**TO DO**:
Compile every line that includes the word "TRAVERS".

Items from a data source

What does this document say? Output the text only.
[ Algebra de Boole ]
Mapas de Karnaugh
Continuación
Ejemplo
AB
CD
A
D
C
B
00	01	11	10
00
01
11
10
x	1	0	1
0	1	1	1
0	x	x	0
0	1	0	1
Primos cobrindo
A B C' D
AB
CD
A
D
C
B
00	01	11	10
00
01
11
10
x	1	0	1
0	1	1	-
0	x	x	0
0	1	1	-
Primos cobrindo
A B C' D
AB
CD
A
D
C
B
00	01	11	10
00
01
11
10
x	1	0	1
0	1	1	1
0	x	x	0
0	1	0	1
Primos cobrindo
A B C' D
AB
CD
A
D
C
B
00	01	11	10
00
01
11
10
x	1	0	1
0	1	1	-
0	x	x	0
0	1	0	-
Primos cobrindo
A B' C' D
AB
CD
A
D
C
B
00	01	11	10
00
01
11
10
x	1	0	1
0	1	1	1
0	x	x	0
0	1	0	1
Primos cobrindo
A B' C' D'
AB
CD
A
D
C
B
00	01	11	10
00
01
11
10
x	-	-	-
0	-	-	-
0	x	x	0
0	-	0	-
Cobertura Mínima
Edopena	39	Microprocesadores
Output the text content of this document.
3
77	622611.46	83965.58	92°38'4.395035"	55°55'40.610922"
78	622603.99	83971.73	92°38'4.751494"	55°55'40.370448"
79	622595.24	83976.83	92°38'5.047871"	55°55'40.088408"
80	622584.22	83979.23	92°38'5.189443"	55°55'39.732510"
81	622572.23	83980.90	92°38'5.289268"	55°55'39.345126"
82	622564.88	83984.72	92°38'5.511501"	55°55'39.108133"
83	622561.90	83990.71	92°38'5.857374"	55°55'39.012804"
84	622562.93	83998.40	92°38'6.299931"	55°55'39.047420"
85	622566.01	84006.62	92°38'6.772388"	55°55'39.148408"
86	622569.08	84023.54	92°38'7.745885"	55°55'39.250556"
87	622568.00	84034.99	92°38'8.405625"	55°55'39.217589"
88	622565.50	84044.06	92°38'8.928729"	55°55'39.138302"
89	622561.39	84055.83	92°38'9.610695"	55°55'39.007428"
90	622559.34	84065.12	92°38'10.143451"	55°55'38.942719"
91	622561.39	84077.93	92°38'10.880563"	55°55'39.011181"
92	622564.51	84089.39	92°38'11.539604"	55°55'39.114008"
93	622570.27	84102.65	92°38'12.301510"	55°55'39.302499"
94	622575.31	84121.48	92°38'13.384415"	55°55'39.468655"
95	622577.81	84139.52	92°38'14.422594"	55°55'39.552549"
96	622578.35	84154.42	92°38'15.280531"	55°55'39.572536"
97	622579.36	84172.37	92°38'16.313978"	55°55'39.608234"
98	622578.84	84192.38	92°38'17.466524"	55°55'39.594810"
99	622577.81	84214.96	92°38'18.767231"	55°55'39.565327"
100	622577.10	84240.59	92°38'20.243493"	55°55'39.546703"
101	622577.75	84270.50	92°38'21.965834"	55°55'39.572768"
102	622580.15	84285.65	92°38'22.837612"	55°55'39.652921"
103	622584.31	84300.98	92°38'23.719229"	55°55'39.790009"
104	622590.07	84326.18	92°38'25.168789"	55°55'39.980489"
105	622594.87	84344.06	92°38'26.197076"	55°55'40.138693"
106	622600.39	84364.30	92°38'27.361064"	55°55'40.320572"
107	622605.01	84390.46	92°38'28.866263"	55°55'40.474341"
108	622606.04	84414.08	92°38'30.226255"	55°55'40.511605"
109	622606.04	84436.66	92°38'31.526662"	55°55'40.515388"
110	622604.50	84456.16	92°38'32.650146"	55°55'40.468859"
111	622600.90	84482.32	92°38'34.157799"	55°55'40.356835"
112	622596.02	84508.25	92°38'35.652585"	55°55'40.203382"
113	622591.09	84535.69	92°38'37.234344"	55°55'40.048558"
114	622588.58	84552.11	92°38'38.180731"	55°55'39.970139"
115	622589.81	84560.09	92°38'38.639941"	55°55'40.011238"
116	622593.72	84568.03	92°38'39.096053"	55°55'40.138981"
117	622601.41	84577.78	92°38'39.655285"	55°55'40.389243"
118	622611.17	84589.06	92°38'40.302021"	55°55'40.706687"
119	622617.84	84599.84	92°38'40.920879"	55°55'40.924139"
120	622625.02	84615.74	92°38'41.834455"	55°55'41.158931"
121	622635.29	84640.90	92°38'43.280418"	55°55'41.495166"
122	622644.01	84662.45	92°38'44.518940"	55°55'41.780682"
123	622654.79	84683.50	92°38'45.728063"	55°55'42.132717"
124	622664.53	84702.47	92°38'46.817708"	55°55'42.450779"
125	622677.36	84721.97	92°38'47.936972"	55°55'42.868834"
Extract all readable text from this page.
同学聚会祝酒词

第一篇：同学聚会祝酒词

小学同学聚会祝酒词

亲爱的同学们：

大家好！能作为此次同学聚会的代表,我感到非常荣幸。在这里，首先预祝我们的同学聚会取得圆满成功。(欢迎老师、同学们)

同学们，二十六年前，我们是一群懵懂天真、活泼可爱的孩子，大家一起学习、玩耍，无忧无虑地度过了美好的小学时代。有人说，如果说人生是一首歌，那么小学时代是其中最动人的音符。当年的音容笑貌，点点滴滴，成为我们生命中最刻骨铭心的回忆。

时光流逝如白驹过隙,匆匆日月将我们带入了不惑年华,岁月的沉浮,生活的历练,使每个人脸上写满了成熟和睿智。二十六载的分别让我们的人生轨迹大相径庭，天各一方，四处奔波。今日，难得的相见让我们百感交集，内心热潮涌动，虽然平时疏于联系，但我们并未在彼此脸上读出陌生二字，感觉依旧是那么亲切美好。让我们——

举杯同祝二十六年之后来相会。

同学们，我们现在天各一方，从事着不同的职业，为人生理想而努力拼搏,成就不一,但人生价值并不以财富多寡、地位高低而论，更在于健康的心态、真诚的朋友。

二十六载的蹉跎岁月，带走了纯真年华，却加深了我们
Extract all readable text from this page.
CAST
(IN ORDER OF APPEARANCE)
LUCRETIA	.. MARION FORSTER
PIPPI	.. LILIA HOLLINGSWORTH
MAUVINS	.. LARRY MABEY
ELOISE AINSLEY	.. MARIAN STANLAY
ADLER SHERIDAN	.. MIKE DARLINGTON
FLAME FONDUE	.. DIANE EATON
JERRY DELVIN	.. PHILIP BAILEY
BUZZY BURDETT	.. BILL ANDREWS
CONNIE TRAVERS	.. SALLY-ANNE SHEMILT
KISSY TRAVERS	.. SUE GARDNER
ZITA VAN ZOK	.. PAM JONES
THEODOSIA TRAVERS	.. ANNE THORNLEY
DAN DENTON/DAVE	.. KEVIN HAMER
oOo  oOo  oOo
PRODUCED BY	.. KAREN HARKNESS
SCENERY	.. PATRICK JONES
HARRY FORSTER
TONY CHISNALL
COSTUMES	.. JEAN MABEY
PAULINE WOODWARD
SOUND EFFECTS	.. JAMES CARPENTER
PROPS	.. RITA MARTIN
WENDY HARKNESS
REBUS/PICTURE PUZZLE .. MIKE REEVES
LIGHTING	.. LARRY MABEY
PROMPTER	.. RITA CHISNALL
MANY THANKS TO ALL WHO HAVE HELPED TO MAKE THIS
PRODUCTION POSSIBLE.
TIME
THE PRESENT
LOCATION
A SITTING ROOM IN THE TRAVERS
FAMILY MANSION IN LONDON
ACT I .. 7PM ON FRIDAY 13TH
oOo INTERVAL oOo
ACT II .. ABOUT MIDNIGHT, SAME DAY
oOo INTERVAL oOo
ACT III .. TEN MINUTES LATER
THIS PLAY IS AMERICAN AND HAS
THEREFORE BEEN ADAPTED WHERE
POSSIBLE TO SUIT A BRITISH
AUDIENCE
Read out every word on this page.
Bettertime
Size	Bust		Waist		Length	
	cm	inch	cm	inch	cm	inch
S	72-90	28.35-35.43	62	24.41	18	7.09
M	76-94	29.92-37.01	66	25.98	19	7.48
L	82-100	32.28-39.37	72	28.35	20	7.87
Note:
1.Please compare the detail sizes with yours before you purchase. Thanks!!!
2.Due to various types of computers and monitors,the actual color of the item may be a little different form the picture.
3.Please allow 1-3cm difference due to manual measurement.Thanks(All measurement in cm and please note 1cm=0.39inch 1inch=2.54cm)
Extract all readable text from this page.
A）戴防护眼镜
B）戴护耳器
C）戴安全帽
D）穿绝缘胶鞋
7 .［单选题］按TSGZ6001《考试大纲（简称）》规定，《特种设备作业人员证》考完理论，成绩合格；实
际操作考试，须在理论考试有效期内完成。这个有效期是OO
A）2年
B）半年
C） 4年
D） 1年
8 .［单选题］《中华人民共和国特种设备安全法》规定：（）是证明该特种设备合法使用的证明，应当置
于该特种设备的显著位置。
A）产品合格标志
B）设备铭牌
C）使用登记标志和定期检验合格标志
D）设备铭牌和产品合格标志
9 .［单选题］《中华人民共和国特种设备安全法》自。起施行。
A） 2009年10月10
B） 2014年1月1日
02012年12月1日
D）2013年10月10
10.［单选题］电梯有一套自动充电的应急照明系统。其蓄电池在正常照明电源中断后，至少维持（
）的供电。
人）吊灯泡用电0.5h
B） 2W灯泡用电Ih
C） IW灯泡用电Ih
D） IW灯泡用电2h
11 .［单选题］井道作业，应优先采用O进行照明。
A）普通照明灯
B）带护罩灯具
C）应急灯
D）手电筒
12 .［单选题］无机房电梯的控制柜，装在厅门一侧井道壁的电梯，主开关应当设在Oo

**PROBLEM SOLUTION**:
CONNIE TRAVERS	.. SALLY-ANNE SHEMILT
KISSY TRAVERS	.. SUE GARDNER
THEODOSIA TRAVERS	.. ANNE THORNLEY
A SITTING ROOM IN THE TRAVERS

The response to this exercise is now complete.